▶ _List of tasks_:
#1 In the passage on the Mishnah and politics, reproduce everything from "None of this" down to "to the ontological.".
#2 According to the passage on the Mishnah and politics, on what did Neusner stake his entire political theory?

▶ _Extract_:
>>>>>
At the very same time, the Mishnah also ignores this careful arrangement. Under their own hegemony, the sages rule all three human zones (arguably Heaven as well). The courts are in their hand, the priests obey their instruction regarding ritual law, and the king only governs at the pleasure of the sage whose goodwill he must cultivate (p.59). Indeed, the Mishnah describes in great detail the working of Temple and court, its bureaucracy and value system, and with almost nothing to say about the King and his administration. There is no real institutional differentiation in the Mishnah.

I’m culling all of this from Neusner. Regarding cases of constitutional crisis, no details are given in the Mishnah about what happens when the king or priest ignore the sage. There is no sense in the Mishnah of real competing political powers outside the rabbinic class. They are there but not acknowledged as meriting serious attention. With no clear picture of how politics works, all we have is an inchoate consensus of how things are or are supposed to be. Neusner staked his entire political theory on coercion, but we have no sense as to how the rabbis preside over local government of village affairs or coerce. We have little by which to understand how the sages acted politically in institutions (controlling personnel, organizing, making decisions, effecting power, working out differences to come to consensus regarding public policy (chp.3, cf. chp.4). Neusner understands perfectly well that the Mishnah is not political in any real way except as imagined by the sages (p.84).

None of this is coherently political. It is puzzling to imagine how the Mishnah is supposed to constitute a political document or constitutes a politics of Judaism. Even if the stakes are high, Neusner concedes, “in this Judaism politics stands subordinate, its range of responsibility limited” (p.48). Or consider the following sentence which is a flat-out contradiction: “Politics becomes a statement not of worldly power but of ontological truth, and that accounts, in the case at hand, for the laconic and descriptive character of political discourse” (p.168). Given this laconic character, it is not easy to figure out why one would want to call it political in the first place, when, after all, the first order of a politics is to attend to the political, not to the ontological.
<<<<<
▶ _Dataset entries_:
>>>>>
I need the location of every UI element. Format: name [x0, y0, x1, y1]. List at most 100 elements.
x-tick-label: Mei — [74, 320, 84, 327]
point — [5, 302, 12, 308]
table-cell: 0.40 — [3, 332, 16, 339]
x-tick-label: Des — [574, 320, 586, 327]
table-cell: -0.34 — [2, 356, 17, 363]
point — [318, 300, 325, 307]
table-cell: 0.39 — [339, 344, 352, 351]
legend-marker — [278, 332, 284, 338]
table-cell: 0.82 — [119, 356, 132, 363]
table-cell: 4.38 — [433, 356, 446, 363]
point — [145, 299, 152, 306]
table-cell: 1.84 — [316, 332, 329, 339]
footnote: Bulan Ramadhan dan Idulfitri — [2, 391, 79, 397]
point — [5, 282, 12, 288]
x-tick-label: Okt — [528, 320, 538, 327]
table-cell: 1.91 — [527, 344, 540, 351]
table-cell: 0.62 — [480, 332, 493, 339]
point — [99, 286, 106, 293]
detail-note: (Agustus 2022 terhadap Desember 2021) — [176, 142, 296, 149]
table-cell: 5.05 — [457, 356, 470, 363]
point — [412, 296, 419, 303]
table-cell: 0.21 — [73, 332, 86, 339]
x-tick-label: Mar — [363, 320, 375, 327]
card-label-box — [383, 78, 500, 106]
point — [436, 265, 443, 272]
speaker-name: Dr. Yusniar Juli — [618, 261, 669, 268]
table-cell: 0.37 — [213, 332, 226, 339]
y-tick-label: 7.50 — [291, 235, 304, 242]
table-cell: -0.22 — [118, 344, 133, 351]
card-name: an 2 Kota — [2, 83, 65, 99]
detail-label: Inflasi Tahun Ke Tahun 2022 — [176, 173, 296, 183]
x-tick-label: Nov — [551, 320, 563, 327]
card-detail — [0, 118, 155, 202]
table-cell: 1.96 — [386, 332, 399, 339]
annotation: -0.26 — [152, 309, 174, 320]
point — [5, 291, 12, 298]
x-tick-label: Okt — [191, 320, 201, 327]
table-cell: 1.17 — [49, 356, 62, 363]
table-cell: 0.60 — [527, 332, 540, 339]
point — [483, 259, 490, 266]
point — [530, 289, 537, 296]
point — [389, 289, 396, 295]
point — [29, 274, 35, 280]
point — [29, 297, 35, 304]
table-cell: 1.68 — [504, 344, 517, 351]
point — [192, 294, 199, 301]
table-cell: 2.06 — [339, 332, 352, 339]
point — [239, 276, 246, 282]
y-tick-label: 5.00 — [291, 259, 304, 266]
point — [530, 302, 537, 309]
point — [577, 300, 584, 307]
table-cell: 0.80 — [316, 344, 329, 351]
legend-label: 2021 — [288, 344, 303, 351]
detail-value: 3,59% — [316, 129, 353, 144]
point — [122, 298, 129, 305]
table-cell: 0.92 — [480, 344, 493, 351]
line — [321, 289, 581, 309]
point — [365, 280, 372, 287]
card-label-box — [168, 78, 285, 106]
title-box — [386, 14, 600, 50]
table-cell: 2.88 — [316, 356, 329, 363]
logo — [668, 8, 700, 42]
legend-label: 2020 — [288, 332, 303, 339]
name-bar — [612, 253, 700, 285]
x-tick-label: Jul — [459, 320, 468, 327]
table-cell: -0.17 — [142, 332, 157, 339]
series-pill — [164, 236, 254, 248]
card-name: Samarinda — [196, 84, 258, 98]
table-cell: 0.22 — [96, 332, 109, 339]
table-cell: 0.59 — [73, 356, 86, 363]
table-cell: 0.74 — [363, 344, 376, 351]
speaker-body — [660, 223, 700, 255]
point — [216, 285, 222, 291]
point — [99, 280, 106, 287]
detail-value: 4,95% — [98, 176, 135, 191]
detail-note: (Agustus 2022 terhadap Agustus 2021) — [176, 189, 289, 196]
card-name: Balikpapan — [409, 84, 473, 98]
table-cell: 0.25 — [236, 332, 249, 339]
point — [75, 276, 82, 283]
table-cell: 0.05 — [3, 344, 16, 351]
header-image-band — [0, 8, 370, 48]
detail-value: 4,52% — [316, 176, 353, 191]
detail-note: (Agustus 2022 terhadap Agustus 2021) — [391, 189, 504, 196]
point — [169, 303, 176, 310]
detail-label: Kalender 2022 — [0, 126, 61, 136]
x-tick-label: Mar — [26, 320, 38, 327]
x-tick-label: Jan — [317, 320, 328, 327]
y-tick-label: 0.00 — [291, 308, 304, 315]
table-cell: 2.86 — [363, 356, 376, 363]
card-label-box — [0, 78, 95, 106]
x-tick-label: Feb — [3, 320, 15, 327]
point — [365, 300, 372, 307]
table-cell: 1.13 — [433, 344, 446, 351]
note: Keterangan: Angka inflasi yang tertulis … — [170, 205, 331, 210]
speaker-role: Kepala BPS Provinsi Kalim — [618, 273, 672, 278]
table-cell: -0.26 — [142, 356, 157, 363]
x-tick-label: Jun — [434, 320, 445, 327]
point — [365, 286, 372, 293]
<<<<<
▶ _Correct answers_:
#1
None of this is coherently political. It is puzzling to imagine how the Mishnah is supposed to constitute a political document or constitutes a politics of Judaism. Even if the stakes are high, Neusner concedes, “in this Judaism politics stands subordinate, its range of responsibility limited” (p.48). Or consider the following sentence which is a flat-out contradiction: “Politics becomes a statement not of worldly power but of ontological truth, and that accounts, in the case at hand, for the laconic and descriptive character of political discourse” (p.168). Given this laconic character, it is not easy to figure out why one would want to call it political in the first place, when, after all, the first order of a politics is to attend to the political, not to the ontological.

#2 On coercion.